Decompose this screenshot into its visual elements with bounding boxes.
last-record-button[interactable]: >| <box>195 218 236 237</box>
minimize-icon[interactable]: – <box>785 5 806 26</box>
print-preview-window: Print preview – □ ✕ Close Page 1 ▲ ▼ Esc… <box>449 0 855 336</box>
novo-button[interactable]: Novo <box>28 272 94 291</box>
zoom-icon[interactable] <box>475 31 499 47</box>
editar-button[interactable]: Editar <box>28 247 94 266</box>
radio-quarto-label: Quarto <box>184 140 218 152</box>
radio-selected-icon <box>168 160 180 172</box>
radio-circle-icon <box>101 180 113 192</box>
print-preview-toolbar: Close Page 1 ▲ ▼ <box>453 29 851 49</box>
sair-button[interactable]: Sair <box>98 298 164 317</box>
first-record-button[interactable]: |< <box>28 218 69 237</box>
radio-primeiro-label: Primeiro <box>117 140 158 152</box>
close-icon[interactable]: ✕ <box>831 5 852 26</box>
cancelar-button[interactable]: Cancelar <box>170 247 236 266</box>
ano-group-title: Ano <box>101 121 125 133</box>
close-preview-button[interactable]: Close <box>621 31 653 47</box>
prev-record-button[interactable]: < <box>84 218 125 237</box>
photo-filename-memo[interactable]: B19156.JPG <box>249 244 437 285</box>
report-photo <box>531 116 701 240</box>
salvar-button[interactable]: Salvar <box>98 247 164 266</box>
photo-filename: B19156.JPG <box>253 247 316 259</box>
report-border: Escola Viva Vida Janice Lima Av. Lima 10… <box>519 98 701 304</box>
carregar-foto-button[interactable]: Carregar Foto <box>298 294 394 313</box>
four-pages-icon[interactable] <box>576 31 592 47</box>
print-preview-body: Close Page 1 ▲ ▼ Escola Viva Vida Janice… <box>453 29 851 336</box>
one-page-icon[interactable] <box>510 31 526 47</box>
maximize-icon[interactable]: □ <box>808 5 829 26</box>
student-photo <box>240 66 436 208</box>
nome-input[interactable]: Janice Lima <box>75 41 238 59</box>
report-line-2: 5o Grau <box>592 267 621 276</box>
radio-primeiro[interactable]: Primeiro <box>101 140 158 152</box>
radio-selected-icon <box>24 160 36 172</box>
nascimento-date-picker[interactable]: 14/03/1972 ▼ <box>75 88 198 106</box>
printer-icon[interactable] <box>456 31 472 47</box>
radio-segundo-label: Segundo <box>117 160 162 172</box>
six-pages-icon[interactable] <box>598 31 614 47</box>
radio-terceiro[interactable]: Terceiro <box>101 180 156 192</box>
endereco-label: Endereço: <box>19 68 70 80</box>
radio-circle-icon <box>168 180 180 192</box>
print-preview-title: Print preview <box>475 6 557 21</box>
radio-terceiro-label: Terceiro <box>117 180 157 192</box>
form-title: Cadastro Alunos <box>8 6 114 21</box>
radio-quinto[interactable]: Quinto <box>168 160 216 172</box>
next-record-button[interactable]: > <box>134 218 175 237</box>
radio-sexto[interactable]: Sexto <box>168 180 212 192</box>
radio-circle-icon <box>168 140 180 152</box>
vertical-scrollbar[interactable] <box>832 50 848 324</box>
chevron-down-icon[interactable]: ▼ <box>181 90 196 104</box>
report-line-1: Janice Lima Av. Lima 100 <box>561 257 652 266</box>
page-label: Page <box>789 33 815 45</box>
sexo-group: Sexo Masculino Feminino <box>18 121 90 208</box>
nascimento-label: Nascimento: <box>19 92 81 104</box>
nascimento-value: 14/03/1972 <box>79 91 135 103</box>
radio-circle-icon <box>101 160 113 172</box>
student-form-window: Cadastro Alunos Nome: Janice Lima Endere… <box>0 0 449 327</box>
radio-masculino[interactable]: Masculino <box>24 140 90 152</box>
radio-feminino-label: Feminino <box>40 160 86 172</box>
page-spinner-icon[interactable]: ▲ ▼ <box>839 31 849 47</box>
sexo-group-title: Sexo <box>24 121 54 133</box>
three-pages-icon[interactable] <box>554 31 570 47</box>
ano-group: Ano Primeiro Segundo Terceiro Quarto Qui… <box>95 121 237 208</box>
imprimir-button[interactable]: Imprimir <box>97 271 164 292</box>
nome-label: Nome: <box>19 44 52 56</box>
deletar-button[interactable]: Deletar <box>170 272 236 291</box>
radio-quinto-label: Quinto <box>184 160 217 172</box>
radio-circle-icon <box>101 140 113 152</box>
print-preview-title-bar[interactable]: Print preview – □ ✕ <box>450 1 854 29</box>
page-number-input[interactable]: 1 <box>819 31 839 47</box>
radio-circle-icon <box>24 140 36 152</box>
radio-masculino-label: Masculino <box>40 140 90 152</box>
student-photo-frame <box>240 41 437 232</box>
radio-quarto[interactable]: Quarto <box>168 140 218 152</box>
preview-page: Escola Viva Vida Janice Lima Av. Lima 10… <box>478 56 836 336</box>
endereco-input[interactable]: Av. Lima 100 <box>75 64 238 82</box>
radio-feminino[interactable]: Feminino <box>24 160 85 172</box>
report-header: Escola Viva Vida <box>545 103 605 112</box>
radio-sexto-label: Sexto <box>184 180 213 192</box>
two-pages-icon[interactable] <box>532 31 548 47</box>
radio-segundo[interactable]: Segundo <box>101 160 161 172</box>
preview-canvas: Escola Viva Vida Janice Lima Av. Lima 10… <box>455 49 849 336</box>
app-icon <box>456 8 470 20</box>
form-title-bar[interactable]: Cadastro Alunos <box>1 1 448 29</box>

—————

◆ **INSTRUCTIONS TO FOLLOW**:
Edit the material so that each occurrence of "B19156.JPG" reads "B20417.JPG" instead, and leave every other line and character as it is.

◆ **SOLUTION FOR THIS TASK**:
Decompose this screenshot into its visual elements with bounding boxes.
last-record-button[interactable]: >| <box>195 218 236 237</box>
minimize-icon[interactable]: – <box>785 5 806 26</box>
print-preview-window: Print preview – □ ✕ Close Page 1 ▲ ▼ Esc… <box>449 0 855 336</box>
novo-button[interactable]: Novo <box>28 272 94 291</box>
zoom-icon[interactable] <box>475 31 499 47</box>
editar-button[interactable]: Editar <box>28 247 94 266</box>
radio-quarto-label: Quarto <box>184 140 218 152</box>
radio-selected-icon <box>168 160 180 172</box>
radio-circle-icon <box>101 180 113 192</box>
print-preview-toolbar: Close Page 1 ▲ ▼ <box>453 29 851 49</box>
sair-button[interactable]: Sair <box>98 298 164 317</box>
first-record-button[interactable]: |< <box>28 218 69 237</box>
radio-primeiro-label: Primeiro <box>117 140 158 152</box>
close-icon[interactable]: ✕ <box>831 5 852 26</box>
cancelar-button[interactable]: Cancelar <box>170 247 236 266</box>
ano-group-title: Ano <box>101 121 125 133</box>
close-preview-button[interactable]: Close <box>621 31 653 47</box>
prev-record-button[interactable]: < <box>84 218 125 237</box>
photo-filename-memo[interactable]: B20417.JPG <box>249 244 437 285</box>
report-photo <box>531 116 701 240</box>
salvar-button[interactable]: Salvar <box>98 247 164 266</box>
photo-filename: B20417.JPG <box>253 247 316 259</box>
report-border: Escola Viva Vida Janice Lima Av. Lima 10… <box>519 98 701 304</box>
carregar-foto-button[interactable]: Carregar Foto <box>298 294 394 313</box>
four-pages-icon[interactable] <box>576 31 592 47</box>
print-preview-body: Close Page 1 ▲ ▼ Escola Viva Vida Janice… <box>453 29 851 336</box>
one-page-icon[interactable] <box>510 31 526 47</box>
maximize-icon[interactable]: □ <box>808 5 829 26</box>
student-photo <box>240 66 436 208</box>
nome-input[interactable]: Janice Lima <box>75 41 238 59</box>
report-line-2: 5o Grau <box>592 267 621 276</box>
radio-primeiro[interactable]: Primeiro <box>101 140 158 152</box>
radio-selected-icon <box>24 160 36 172</box>
nascimento-date-picker[interactable]: 14/03/1972 ▼ <box>75 88 198 106</box>
printer-icon[interactable] <box>456 31 472 47</box>
radio-segundo-label: Segundo <box>117 160 162 172</box>
six-pages-icon[interactable] <box>598 31 614 47</box>
radio-terceiro[interactable]: Terceiro <box>101 180 156 192</box>
endereco-label: Endereço: <box>19 68 70 80</box>
radio-circle-icon <box>168 180 180 192</box>
print-preview-title: Print preview <box>475 6 557 21</box>
radio-terceiro-label: Terceiro <box>117 180 157 192</box>
form-title: Cadastro Alunos <box>8 6 114 21</box>
radio-quinto[interactable]: Quinto <box>168 160 216 172</box>
next-record-button[interactable]: > <box>134 218 175 237</box>
radio-sexto[interactable]: Sexto <box>168 180 212 192</box>
radio-circle-icon <box>168 140 180 152</box>
vertical-scrollbar[interactable] <box>832 50 848 324</box>
chevron-down-icon[interactable]: ▼ <box>181 90 196 104</box>
report-line-1: Janice Lima Av. Lima 100 <box>561 257 652 266</box>
page-label: Page <box>789 33 815 45</box>
sexo-group: Sexo Masculino Feminino <box>18 121 90 208</box>
nascimento-label: Nascimento: <box>19 92 81 104</box>
nascimento-value: 14/03/1972 <box>79 91 135 103</box>
radio-circle-icon <box>101 160 113 172</box>
student-form-window: Cadastro Alunos Nome: Janice Lima Endere… <box>0 0 449 327</box>
radio-masculino[interactable]: Masculino <box>24 140 90 152</box>
radio-feminino-label: Feminino <box>40 160 86 172</box>
page-spinner-icon[interactable]: ▲ ▼ <box>839 31 849 47</box>
sexo-group-title: Sexo <box>24 121 54 133</box>
three-pages-icon[interactable] <box>554 31 570 47</box>
ano-group: Ano Primeiro Segundo Terceiro Quarto Qui… <box>95 121 237 208</box>
imprimir-button[interactable]: Imprimir <box>97 271 164 292</box>
nome-label: Nome: <box>19 44 52 56</box>
deletar-button[interactable]: Deletar <box>170 272 236 291</box>
radio-quinto-label: Quinto <box>184 160 217 172</box>
radio-circle-icon <box>101 140 113 152</box>
print-preview-title-bar[interactable]: Print preview – □ ✕ <box>450 1 854 29</box>
page-number-input[interactable]: 1 <box>819 31 839 47</box>
radio-circle-icon <box>24 140 36 152</box>
radio-masculino-label: Masculino <box>40 140 90 152</box>
student-photo-frame <box>240 41 437 232</box>
radio-quarto[interactable]: Quarto <box>168 140 218 152</box>
preview-page: Escola Viva Vida Janice Lima Av. Lima 10… <box>478 56 836 336</box>
endereco-input[interactable]: Av. Lima 100 <box>75 64 238 82</box>
radio-feminino[interactable]: Feminino <box>24 160 85 172</box>
report-header: Escola Viva Vida <box>545 103 605 112</box>
radio-sexto-label: Sexto <box>184 180 213 192</box>
two-pages-icon[interactable] <box>532 31 548 47</box>
radio-segundo[interactable]: Segundo <box>101 160 161 172</box>
preview-canvas: Escola Viva Vida Janice Lima Av. Lima 10… <box>455 49 849 336</box>
app-icon <box>456 8 470 20</box>
form-title-bar[interactable]: Cadastro Alunos <box>1 1 448 29</box>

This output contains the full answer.